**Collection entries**
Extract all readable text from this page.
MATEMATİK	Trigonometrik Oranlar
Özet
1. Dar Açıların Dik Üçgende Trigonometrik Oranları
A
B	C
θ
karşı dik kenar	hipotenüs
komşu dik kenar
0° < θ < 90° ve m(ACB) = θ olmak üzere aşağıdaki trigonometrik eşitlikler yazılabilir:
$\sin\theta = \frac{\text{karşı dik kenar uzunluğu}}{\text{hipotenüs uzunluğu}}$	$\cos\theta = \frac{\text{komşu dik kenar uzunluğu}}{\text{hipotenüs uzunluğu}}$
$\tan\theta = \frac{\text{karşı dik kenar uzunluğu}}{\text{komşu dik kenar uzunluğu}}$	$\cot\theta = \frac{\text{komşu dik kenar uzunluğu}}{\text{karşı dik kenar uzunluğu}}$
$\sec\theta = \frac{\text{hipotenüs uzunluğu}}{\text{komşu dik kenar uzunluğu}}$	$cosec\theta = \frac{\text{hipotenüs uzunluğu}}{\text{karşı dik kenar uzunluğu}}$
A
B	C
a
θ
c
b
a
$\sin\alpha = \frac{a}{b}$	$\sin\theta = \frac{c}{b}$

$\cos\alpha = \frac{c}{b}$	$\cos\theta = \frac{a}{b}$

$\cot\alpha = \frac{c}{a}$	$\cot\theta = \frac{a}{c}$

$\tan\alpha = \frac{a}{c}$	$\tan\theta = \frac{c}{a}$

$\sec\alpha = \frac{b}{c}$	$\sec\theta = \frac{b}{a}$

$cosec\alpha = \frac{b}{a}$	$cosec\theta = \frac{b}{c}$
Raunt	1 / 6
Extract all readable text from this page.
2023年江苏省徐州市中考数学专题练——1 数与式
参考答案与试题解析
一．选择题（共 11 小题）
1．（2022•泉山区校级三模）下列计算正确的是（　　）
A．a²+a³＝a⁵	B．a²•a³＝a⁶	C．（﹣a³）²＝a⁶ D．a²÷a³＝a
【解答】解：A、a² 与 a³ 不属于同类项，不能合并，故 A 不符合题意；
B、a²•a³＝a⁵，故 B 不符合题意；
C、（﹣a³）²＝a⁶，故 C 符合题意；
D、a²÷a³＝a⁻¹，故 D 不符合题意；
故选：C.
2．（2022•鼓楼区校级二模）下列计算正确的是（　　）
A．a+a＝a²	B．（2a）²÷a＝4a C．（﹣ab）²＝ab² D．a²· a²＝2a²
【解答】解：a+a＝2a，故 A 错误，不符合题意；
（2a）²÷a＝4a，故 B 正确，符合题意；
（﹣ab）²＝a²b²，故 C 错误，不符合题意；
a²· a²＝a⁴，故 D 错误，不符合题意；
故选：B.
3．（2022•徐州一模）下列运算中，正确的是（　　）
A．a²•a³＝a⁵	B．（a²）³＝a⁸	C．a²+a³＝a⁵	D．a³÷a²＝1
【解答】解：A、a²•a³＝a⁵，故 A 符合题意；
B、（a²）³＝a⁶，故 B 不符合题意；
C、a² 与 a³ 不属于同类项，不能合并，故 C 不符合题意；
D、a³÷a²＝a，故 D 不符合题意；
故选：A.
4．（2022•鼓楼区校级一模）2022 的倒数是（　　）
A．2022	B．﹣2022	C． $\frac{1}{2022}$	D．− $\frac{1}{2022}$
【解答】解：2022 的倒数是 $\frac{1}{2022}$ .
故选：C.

**WORK REQUIRED**
Show, from the material above, each line that includes the string "的倒数是".

**RESULT FOR THIS EXERCISE**
4．（2022•鼓楼区校级一模）2022 的倒数是（　　）
【解答】解：2022 的倒数是 $\frac{1}{2022}$ .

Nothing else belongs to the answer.